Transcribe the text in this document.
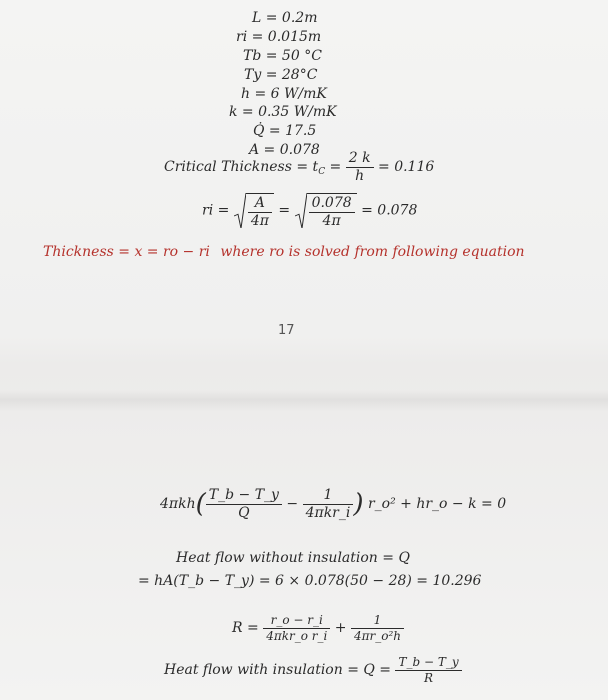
L = 0.2m
ri = 0.015m
Tb = 50 °C
Ty = 28°C
h = 6 W/mK
k = 0.35 W/mK
Q̇ = 17.5
A = 0.078
Critical Thickness = $t_C = \frac{2 k}{h} = 0.116$
ri = $\frac{A}{4\pi} = \frac{0.078}{4\pi} = 0.078$
Thickness = x = ro − ri where ro is solved from following equation
17
$4\pi kh( \frac{T\_b - T\_y}{Q} - \frac{1}{\text{4πkr\_i}}$ ) r_o² + hr_o − k = 0
Heat flow without insulation = Q
= hA(T_b − T_y) = 6 × 0.078(50 − 28) = 10.296
$R = \frac{r\_o - r\_i}{\text{4πkr\_o r\_i}} + \frac{1}{\text{4πr\_o²h}}$
Heat flow with insulation = $Q = \frac{T\_b - T\_y}{R}$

··········

→ Set task
Find every line that includes the string "flow". Report how many there are and nothing else.

→ Exercise response
2